-- Passage to read follows --
Privacy Notice

HIPAA Notice of Privacy and Rights

Privacy Notice (Gramm-Leach-Bliley)

Non-Discrimination Notice and Language Assistance


DELTA DENTAL OF ILLINOIS

NOTICE OF PRIVACY PRACTICES AND RIGHTS

This Notice describes how health information about you may be used and disclosed and how you can get access to this information. 

PLEASE REVIEW THIS NOTICE CAREFULLY 

This Notice explains the privacy practices of Delta Dental of Illinois and its affiliated companies (collectively, “we” or “us” or the Company). These entities have designated themselves as a single affiliated covered entity for purposes of the privacy rules under the Health Insurance Portability and Accountability Act of 1996, as amended (“HIPAA”). These entities follow the privacy rules under HIPAA and share health information for treatment, payment, and health care operations or as otherwise permitted by law. 

We understand that your health information is personal and are committed to protecting its confidentiality.

HIPAA protects certain health information known as Protected Health Information (PHI), which includes identifiable health information transmitted or maintained by us.

This Notice explains how we use and share your health information and informs you of your rights regarding your health information.

We comply with HIPAA, Health Information Technology for Economic and Clinical Health (“HITECH”) Act, and their regulations. We have safeguards to track disclosures and meet reporting obligations, and we follow the "Minimum Necessary" requirements when using or sharing your health information.

This Notice does not apply to information that has been de-identified, meaning it cannot be used to identify you.

Our Privacy Practices and Responsibilities

  • We are required by law to maintain the privacy and security of your health information. As a result, we ensure that our employees’ access to your health information is limited to a business “need-to-know” basis.
  • We must follow the duties and privacy practices described in this Notice and give you a copy of it.
  • We will not use or share your information other than as described here unless you provide permission in writing. If you provide permission, you may change your mind at any time. Let us know in writing if you change your mind.
  • We will notify you promptly if a breach occurs that may have compromised the privacy or security of your information.

Your Rights

This section explains your rights and our responsibilities in helping to protect your information. You have the right to: 

Your Choices

For certain health information, you have a choice in what we share. If you have a clear preference for how we share your information in the situations described below, let us know, and we will follow your instructions.

Our Uses and Disclosures

The following categories describe ways we use and disclose health information. Not every use or disclosure in a category will be listed. We may use or share your health information without your permission in the following ways: 

How else can we use or share your health information?

We are allowed or required to share your information in other ways, such as for public health and research. We must meet many legal conditions before we can share your information for these purposes. For more information, visit www.hhs.gov/ocr/privacy/hipaa/understanding/consumers/index.html.

If none of these situations apply, we may need to obtain your written permission before using or sharing your health information. If you give permission, you may change your mind at any time and revoke your permission by writing to us at the address listed on page 5 of this Notice. If you change your mind, we will no longer use or disclose your health information for reasons covered by your permission unless required by law. We are unable to take back any uses or disclosures we made while your permission was in effect.
-- Passage to read concluded --
-- Source material follows --
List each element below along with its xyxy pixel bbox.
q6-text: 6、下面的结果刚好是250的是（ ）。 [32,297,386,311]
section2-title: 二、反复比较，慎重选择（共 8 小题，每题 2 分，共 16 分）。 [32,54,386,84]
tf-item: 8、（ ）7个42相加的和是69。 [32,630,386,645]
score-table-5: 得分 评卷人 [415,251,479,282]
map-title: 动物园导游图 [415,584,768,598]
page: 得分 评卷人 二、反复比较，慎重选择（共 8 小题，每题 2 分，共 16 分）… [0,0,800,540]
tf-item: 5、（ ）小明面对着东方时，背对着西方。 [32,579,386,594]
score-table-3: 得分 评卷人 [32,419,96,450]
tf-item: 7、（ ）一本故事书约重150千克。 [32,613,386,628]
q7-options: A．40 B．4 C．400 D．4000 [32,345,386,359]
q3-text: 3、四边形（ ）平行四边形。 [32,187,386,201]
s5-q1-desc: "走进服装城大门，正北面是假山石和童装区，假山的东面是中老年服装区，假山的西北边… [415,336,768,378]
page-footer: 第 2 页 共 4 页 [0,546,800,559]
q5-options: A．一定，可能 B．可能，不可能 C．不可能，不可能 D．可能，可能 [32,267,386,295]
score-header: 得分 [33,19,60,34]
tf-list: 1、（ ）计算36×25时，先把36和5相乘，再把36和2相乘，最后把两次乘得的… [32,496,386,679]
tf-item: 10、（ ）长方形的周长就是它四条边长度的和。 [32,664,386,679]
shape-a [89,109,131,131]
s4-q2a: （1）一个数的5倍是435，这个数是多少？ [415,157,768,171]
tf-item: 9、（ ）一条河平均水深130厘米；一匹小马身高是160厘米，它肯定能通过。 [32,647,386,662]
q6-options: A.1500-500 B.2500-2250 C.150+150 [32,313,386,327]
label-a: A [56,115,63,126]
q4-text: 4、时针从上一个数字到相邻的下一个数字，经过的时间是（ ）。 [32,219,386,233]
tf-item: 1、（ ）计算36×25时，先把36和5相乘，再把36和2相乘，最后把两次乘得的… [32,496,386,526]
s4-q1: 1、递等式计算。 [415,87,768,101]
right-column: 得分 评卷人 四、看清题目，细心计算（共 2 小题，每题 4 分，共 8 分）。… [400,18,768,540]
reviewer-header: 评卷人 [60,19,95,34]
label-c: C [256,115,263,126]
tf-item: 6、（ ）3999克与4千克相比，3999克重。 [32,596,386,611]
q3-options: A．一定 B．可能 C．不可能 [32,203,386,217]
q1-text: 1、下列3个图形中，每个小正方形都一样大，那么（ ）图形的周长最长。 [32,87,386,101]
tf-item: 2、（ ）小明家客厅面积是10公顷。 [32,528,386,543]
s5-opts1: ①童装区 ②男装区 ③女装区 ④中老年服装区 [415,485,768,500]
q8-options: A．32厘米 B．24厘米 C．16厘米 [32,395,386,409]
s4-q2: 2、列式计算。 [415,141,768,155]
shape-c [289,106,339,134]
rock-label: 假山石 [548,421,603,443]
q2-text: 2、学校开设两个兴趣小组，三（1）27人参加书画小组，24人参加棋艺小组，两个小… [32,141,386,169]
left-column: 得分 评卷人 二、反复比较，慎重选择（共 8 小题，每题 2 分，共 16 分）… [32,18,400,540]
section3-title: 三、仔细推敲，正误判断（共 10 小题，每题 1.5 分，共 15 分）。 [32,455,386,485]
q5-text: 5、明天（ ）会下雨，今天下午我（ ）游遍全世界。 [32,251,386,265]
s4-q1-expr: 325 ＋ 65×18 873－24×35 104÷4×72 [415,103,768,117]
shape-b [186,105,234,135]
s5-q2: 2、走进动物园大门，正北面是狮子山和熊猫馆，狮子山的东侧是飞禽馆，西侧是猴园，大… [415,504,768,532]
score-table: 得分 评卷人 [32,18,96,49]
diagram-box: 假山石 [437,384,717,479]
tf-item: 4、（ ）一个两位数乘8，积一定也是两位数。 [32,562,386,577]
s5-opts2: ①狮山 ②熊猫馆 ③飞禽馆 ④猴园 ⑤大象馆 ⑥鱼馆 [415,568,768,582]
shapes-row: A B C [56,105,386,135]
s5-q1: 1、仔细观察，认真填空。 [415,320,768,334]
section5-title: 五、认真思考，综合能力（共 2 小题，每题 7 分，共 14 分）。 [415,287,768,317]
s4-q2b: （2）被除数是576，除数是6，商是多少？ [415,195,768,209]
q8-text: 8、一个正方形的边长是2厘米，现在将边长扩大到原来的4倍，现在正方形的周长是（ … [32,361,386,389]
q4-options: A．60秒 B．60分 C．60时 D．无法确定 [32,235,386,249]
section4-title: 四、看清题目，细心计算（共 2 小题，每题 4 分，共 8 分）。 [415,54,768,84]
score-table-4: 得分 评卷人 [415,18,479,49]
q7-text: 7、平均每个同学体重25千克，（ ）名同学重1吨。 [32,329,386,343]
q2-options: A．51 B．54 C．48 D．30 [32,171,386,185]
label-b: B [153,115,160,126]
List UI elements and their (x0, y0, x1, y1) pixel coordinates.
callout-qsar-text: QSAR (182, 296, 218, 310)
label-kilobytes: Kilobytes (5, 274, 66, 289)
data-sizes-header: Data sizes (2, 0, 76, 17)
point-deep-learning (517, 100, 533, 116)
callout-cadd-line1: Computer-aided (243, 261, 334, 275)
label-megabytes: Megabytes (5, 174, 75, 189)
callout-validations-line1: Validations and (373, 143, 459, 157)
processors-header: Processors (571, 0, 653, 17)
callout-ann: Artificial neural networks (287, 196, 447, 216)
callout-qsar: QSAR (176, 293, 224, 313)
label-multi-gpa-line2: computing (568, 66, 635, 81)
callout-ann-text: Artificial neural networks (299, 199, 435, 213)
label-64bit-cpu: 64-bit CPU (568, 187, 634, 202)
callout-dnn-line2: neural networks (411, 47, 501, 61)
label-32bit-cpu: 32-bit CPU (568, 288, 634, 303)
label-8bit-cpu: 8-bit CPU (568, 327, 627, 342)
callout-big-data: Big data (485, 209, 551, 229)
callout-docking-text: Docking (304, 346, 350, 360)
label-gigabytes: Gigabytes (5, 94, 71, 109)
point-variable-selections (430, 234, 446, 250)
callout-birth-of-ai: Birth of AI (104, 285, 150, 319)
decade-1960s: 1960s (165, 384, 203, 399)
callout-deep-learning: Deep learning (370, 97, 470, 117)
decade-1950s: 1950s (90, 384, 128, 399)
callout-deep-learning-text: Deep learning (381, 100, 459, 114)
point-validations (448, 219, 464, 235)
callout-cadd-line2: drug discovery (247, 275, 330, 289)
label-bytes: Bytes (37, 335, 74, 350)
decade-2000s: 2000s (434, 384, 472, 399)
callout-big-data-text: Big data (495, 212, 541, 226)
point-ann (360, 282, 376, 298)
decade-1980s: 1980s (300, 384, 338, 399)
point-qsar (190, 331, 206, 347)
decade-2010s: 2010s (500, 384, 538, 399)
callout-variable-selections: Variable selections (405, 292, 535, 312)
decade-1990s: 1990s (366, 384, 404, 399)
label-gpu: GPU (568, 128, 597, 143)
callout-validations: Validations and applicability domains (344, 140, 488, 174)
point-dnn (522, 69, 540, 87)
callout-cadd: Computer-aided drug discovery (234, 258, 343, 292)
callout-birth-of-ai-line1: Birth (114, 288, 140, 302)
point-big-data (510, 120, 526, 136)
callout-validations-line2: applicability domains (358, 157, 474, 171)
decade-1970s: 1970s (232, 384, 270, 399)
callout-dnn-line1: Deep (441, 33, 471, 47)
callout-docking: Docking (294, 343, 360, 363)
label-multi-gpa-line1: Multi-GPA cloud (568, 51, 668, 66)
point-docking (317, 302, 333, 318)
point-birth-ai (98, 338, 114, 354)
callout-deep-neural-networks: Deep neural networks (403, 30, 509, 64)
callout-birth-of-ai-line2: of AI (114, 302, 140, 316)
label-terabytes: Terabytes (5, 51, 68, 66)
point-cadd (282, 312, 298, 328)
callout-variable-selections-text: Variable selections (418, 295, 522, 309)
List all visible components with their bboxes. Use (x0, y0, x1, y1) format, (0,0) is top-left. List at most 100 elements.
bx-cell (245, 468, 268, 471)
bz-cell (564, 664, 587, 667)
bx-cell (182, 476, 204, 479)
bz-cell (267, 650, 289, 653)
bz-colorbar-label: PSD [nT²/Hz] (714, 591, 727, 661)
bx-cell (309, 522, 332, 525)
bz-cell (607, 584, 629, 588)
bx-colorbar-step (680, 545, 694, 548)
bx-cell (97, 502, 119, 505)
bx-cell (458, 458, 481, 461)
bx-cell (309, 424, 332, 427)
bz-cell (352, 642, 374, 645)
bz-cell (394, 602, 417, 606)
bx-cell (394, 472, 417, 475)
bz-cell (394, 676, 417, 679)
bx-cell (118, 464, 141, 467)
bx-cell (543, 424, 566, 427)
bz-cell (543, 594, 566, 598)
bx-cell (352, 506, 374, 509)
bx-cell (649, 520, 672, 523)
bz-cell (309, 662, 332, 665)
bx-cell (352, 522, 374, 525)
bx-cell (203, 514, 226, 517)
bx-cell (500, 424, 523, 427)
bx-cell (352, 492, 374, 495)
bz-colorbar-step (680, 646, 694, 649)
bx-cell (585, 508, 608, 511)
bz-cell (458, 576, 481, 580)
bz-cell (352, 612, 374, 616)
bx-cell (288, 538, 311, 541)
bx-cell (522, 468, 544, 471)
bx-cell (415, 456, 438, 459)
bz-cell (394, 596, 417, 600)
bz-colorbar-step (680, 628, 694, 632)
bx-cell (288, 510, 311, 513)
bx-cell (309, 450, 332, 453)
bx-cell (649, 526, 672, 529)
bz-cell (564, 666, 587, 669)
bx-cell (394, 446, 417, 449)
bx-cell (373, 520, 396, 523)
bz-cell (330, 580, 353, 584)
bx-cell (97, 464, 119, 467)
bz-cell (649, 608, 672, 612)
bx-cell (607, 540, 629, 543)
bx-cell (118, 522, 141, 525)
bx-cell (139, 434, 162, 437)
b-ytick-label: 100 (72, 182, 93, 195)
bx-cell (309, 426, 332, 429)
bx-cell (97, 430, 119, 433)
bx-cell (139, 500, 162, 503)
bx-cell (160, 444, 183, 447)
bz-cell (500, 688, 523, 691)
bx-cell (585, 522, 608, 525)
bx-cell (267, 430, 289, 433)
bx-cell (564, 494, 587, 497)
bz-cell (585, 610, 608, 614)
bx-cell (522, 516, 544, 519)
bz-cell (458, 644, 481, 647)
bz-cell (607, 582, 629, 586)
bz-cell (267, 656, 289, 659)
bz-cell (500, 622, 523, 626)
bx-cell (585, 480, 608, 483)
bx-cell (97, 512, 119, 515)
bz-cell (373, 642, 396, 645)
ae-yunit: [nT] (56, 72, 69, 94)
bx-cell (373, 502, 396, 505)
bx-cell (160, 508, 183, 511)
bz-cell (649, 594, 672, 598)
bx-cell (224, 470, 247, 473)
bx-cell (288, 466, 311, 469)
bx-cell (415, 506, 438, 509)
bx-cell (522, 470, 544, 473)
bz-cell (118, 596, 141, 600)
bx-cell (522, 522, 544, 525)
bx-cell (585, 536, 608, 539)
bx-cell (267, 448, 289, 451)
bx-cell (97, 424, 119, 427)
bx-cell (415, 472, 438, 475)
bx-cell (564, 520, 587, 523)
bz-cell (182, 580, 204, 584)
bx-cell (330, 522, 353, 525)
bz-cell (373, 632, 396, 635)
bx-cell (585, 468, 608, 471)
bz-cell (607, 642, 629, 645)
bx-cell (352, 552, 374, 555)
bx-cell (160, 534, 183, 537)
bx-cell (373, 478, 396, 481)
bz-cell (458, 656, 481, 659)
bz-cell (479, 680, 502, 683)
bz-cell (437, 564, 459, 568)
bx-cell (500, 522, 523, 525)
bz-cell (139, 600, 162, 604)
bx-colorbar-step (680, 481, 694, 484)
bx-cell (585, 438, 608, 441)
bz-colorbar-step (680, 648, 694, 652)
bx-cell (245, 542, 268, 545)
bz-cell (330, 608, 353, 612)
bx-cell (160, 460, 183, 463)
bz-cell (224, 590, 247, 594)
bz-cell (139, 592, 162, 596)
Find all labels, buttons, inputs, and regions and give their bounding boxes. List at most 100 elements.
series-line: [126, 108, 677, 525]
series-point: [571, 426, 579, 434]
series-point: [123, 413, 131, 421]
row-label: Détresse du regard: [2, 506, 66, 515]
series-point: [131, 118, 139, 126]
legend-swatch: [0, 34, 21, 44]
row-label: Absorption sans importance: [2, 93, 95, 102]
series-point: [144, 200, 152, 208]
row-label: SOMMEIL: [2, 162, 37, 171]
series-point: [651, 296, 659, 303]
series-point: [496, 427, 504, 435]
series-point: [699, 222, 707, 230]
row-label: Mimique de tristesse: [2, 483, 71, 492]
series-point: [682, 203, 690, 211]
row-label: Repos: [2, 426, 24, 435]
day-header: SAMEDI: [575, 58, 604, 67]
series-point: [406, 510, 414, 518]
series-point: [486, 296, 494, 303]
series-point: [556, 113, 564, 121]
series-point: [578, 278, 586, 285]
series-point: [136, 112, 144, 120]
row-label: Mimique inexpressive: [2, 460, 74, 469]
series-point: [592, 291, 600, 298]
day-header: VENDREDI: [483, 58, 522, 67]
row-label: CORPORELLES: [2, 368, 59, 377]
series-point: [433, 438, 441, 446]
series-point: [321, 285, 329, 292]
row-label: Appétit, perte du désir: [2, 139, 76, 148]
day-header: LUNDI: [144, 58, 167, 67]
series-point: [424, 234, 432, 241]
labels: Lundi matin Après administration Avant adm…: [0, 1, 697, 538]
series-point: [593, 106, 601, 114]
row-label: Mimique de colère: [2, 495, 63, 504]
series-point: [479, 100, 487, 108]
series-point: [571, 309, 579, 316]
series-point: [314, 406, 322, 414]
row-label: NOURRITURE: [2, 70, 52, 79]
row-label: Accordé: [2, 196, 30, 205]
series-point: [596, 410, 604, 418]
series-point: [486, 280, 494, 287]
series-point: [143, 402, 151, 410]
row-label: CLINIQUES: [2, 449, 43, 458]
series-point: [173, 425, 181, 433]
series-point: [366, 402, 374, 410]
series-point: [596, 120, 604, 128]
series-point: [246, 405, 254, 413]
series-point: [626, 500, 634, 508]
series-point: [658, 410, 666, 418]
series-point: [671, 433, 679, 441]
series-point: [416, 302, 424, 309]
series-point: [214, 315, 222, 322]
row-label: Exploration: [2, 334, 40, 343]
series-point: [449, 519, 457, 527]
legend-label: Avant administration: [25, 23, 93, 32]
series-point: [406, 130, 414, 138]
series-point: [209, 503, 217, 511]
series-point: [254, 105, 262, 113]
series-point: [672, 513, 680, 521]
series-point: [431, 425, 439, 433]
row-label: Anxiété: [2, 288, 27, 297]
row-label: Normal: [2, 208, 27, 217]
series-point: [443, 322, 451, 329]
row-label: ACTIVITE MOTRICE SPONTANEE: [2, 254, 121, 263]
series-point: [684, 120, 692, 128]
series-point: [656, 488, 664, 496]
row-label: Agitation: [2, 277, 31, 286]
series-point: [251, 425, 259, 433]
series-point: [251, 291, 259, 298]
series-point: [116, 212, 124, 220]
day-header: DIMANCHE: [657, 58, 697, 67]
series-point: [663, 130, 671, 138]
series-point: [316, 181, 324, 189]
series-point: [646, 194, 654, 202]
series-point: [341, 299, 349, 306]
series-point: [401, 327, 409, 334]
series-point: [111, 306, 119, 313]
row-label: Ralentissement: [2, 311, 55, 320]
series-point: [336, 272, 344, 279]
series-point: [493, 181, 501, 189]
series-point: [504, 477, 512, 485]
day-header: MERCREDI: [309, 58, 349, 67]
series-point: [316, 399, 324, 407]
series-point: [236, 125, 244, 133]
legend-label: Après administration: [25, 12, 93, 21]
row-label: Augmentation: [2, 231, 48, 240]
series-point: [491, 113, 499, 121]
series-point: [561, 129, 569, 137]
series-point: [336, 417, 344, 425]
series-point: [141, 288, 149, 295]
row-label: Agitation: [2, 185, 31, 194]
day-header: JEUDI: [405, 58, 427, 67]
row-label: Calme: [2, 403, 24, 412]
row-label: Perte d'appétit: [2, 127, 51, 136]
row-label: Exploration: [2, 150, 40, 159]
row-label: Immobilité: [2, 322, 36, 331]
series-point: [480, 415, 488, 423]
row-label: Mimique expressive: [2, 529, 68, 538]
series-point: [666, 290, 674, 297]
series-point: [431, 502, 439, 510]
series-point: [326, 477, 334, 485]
-- Source material concluded --
*Directions*:
**a.** According to the privacy notice, on what basis is employee access to your health information limited?
**b.** Return the stretch of the privacy notice from "This Notice explains the" through "protecting its confidentiality.", copied word for word.

*Answers for the tasks*:
**a.** On a business "need-to-know" basis.

**b.**
This Notice explains the privacy practices of Delta Dental of Illinois and its affiliated companies (collectively, “we” or “us” or the Company). These entities have designated themselves as a single affiliated covered entity for purposes of the privacy rules under the Health Insurance Portability and Accountability Act of 1996, as amended (“HIPAA”). These entities follow the privacy rules under HIPAA and share health information for treatment, payment, and health care operations or as otherwise permitted by law. 

We understand that your health information is personal and are committed to protecting its confidentiality.